### WRITTEN PROBLEM
Using the material below, copy every line where "totaal" appears.

### INPUT FOR THIS TASK
☆ ☆ ☆ ☆ ☆

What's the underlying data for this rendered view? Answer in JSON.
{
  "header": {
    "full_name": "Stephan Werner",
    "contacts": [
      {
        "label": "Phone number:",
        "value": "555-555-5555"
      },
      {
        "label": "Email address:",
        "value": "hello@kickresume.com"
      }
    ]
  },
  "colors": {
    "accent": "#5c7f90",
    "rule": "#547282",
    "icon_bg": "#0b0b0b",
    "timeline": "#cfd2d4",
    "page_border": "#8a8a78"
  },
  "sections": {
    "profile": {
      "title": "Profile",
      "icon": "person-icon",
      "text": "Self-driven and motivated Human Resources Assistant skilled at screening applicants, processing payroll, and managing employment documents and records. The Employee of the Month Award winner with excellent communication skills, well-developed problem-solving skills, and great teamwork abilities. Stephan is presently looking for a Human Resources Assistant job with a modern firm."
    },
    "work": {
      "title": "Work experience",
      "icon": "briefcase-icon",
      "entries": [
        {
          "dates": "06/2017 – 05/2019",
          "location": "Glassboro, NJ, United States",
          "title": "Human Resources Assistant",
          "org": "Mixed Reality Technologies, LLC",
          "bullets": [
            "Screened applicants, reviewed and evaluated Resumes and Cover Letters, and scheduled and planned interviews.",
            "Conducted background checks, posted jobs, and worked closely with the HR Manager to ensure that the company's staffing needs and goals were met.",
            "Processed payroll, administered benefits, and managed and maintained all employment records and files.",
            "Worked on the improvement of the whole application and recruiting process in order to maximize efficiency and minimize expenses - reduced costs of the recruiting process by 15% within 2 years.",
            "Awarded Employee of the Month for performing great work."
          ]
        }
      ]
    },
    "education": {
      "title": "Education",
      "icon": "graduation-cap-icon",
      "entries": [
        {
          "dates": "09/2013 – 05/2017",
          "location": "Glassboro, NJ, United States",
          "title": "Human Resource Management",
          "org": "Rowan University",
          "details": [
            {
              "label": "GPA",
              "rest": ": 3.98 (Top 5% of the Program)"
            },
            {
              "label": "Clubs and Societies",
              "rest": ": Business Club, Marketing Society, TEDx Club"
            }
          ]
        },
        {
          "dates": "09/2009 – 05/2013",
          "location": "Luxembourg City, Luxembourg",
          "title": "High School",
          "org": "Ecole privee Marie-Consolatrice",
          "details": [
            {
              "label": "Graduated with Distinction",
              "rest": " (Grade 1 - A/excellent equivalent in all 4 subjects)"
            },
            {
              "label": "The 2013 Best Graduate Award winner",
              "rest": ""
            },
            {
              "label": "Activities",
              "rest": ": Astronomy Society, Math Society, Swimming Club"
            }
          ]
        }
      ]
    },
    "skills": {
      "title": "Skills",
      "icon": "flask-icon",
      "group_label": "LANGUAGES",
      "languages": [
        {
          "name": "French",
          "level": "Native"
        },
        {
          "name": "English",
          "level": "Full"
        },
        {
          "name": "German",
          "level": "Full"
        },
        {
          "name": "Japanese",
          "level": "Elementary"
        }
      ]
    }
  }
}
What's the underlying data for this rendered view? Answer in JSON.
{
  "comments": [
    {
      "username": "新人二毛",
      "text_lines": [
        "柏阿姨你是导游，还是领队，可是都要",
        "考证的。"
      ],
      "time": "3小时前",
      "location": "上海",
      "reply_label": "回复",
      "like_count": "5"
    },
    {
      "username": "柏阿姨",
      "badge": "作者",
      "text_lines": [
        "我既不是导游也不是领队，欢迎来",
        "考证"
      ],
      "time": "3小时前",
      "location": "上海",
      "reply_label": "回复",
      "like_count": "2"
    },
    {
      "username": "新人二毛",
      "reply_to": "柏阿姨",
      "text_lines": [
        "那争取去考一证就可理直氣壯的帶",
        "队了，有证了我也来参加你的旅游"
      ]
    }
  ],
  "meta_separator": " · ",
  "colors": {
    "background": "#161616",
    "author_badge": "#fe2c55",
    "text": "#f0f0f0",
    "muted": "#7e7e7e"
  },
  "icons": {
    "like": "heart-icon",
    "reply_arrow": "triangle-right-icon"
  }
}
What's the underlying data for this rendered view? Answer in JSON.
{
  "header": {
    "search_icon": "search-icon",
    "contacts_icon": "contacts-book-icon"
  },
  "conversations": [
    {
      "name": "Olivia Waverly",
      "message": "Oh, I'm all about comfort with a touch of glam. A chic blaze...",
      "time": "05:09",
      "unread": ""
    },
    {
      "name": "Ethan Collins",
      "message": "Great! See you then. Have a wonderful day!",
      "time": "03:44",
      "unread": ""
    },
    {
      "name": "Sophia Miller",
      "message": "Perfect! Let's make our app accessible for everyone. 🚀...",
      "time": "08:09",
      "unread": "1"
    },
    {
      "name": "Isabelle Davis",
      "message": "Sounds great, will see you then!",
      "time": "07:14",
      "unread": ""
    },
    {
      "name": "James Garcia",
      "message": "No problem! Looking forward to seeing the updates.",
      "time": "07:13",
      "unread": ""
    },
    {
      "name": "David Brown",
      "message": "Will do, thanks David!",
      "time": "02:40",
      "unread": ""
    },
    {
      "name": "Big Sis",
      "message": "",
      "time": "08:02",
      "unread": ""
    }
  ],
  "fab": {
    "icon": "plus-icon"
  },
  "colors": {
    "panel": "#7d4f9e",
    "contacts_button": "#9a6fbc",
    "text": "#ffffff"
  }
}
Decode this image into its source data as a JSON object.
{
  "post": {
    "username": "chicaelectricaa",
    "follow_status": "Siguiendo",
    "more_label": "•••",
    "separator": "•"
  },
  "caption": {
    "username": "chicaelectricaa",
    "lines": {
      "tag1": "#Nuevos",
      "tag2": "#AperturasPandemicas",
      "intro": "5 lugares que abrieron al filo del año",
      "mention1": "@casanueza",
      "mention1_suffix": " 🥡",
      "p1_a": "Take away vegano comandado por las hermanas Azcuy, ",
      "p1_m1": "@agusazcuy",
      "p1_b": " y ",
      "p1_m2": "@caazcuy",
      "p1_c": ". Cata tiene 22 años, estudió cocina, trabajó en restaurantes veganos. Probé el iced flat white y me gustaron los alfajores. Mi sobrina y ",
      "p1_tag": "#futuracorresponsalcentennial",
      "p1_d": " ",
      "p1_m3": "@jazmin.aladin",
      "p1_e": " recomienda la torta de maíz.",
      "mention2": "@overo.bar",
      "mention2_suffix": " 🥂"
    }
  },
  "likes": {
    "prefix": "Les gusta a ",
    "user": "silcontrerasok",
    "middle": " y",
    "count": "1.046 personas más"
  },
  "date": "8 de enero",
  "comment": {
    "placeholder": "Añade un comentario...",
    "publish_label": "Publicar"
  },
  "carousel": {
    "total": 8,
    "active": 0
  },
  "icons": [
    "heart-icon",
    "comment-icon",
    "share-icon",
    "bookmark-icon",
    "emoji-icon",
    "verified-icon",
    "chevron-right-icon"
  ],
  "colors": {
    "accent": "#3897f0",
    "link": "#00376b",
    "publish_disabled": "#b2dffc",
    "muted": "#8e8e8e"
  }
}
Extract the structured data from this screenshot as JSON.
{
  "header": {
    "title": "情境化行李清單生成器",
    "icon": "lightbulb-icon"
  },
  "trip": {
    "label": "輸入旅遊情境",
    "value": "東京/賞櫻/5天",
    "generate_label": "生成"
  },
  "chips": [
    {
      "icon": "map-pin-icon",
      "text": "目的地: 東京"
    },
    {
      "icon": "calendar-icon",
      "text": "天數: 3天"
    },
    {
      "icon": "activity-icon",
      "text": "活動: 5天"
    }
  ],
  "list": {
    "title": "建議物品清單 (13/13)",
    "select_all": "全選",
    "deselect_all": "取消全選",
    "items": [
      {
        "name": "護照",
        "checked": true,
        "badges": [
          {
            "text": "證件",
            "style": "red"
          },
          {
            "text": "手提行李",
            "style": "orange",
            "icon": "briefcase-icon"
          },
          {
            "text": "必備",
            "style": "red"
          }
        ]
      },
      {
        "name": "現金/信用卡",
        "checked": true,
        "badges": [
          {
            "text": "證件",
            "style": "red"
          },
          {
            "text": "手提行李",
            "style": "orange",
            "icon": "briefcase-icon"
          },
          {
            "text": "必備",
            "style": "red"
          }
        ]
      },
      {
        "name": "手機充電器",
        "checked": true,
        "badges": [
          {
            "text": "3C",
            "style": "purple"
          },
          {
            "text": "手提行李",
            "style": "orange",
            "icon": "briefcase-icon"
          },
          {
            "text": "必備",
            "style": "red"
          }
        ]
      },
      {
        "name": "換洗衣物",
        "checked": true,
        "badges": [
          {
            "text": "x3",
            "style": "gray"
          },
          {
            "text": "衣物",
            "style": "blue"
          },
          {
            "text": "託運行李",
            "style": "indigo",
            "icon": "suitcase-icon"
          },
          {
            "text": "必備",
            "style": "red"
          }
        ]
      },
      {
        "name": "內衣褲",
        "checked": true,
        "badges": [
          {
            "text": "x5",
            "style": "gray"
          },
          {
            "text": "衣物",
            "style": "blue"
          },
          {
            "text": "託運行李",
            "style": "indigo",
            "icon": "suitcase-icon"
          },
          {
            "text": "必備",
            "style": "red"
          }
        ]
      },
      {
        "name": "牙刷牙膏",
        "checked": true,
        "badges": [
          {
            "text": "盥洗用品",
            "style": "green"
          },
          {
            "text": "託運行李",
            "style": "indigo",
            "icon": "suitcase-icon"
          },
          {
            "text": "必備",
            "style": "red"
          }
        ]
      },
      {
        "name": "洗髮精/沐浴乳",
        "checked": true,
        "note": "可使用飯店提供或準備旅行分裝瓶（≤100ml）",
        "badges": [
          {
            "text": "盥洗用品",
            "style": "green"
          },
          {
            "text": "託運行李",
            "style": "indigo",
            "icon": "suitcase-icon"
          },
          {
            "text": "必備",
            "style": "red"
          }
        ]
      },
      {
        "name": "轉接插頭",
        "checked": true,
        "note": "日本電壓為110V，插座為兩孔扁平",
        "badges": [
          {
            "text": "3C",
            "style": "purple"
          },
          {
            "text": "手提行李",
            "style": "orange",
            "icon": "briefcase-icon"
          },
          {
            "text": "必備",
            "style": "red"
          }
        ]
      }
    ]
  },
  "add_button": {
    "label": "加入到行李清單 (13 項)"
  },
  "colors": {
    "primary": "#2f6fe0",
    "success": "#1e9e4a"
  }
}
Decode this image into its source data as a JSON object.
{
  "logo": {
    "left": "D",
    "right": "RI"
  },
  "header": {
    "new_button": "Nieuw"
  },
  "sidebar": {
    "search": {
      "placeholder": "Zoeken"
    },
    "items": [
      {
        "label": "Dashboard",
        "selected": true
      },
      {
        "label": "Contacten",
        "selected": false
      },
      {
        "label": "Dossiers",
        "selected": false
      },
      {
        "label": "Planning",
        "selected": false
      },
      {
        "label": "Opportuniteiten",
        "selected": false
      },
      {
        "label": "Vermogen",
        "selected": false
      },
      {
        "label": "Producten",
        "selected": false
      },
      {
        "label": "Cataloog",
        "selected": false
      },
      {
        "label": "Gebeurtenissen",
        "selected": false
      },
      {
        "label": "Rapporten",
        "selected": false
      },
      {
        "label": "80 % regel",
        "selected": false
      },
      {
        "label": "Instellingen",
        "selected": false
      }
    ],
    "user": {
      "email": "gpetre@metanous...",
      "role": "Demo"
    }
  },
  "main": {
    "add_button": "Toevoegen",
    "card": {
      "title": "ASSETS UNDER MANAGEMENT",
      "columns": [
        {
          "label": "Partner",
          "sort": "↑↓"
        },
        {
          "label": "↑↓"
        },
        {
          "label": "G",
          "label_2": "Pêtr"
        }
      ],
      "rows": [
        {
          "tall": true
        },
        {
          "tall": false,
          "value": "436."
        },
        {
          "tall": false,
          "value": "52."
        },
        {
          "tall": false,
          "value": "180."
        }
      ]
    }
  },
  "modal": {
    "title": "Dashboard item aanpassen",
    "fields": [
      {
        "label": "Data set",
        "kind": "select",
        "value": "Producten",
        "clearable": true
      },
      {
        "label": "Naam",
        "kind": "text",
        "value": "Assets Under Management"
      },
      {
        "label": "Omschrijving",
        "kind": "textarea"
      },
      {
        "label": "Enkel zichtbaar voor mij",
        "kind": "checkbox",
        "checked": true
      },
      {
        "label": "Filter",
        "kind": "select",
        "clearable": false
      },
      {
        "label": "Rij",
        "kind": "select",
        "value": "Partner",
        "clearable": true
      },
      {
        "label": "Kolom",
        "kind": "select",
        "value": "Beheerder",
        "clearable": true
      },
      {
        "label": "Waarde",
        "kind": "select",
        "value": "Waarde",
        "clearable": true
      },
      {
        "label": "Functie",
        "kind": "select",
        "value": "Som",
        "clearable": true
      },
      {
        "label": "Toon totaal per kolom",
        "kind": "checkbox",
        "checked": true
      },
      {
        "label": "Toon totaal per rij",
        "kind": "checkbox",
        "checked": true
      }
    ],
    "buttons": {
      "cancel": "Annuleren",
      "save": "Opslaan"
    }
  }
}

☆ ☆ ☆ ☆ ☆

### CORRECT ANSWER
        "label": "Toon totaal per kolom",
        "label": "Toon totaal per rij",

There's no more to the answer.